# Aim of the task:
Scan the following material for the string "JSON" and copy each line in which it appears.

# Input rows:
_____
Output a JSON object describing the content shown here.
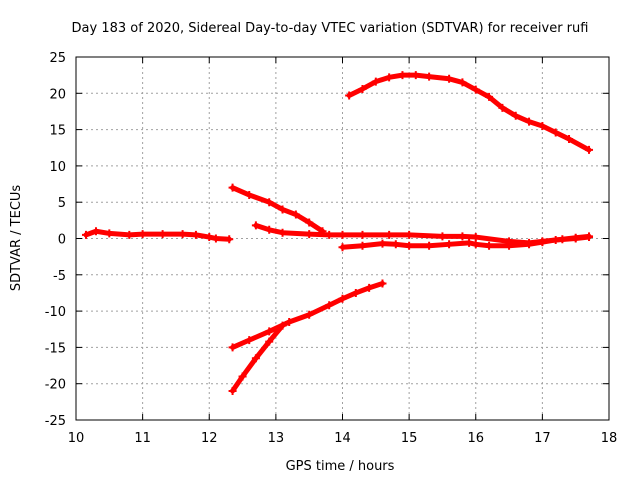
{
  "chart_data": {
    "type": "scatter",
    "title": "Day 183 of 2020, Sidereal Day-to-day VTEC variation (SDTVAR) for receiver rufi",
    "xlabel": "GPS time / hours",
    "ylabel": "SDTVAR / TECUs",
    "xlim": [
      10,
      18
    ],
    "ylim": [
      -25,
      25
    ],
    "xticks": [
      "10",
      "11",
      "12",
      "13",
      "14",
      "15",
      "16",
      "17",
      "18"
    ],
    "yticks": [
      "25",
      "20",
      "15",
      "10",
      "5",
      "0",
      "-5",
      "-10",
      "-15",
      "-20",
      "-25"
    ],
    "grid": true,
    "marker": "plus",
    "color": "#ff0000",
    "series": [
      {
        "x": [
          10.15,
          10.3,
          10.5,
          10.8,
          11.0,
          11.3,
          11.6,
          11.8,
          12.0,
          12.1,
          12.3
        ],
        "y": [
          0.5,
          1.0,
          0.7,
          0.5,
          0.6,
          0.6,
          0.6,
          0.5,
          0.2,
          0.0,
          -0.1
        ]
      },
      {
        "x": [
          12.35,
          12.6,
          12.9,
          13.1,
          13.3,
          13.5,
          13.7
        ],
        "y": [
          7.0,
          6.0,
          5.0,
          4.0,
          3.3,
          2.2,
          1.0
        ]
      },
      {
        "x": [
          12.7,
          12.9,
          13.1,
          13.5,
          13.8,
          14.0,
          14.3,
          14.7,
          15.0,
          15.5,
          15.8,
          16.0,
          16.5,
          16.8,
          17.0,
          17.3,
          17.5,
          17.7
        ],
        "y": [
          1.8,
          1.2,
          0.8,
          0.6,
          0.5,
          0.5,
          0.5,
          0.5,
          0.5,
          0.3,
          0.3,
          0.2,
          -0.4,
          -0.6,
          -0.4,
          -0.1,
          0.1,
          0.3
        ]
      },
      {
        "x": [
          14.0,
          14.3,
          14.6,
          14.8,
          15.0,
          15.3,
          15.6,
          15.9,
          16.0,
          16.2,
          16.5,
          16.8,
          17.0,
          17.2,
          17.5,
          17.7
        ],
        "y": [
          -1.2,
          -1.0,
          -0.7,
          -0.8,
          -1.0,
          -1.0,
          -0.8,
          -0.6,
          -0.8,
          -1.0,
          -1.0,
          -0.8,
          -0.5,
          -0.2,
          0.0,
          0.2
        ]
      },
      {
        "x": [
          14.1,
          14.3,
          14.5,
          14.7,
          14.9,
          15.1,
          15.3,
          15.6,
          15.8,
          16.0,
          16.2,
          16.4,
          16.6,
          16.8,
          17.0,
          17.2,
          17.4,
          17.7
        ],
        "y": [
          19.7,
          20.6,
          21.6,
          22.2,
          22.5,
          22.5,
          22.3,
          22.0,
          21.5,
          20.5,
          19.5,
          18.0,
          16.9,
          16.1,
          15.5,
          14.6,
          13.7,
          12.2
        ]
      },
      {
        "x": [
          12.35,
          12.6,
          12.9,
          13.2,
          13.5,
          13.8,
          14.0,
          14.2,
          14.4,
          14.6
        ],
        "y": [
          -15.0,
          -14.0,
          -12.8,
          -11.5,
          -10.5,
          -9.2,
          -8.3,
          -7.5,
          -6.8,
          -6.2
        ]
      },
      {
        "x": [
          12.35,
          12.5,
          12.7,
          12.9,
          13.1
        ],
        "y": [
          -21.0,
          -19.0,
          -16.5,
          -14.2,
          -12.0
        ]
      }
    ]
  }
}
_____
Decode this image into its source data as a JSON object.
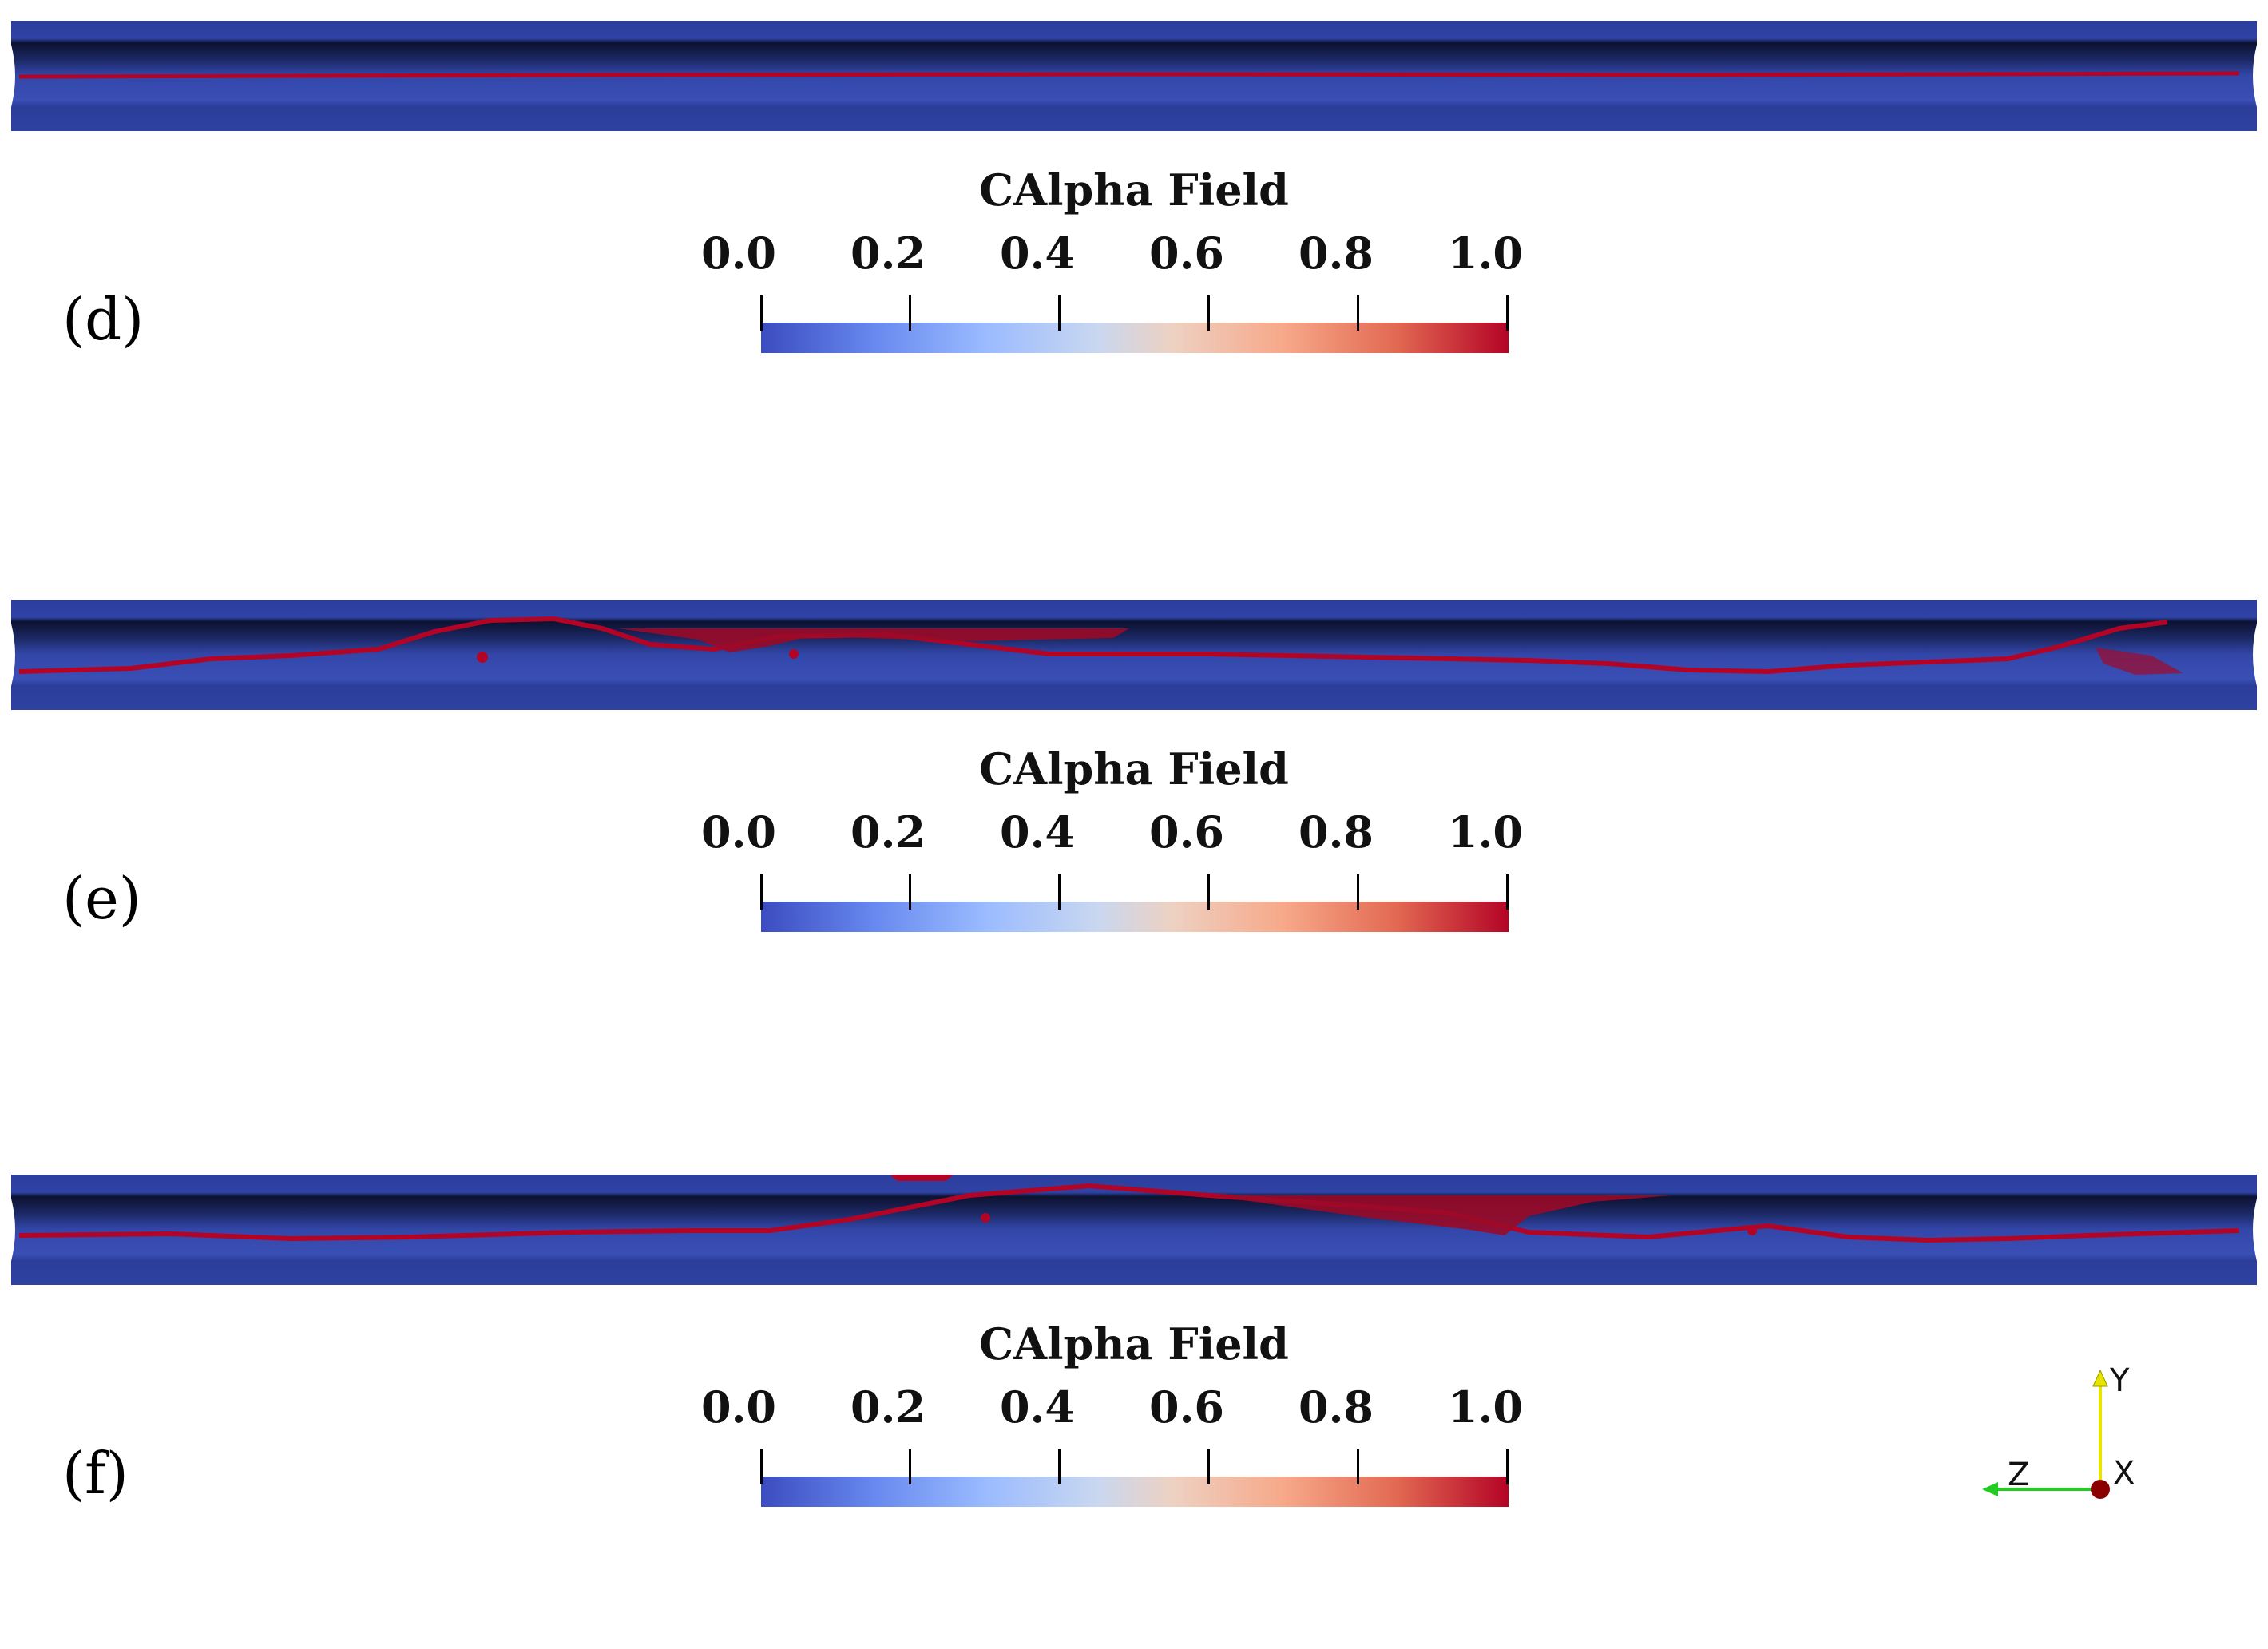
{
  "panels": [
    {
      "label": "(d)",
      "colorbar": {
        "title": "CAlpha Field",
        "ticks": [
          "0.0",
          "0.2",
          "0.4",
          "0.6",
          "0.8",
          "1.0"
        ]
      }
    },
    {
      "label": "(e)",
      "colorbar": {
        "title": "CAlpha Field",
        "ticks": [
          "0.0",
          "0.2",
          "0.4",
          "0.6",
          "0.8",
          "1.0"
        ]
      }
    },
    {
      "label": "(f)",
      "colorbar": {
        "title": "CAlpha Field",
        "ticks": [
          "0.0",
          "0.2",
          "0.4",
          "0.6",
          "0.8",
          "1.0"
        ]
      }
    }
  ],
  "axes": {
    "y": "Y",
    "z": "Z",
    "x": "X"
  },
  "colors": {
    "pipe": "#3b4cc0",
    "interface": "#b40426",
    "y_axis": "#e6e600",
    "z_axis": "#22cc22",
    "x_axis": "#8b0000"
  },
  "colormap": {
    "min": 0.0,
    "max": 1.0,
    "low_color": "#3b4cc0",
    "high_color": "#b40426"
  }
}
_____
# Reply:
Output a JSON object describing the content shown here.
Decode this image into its source data as a JSON object.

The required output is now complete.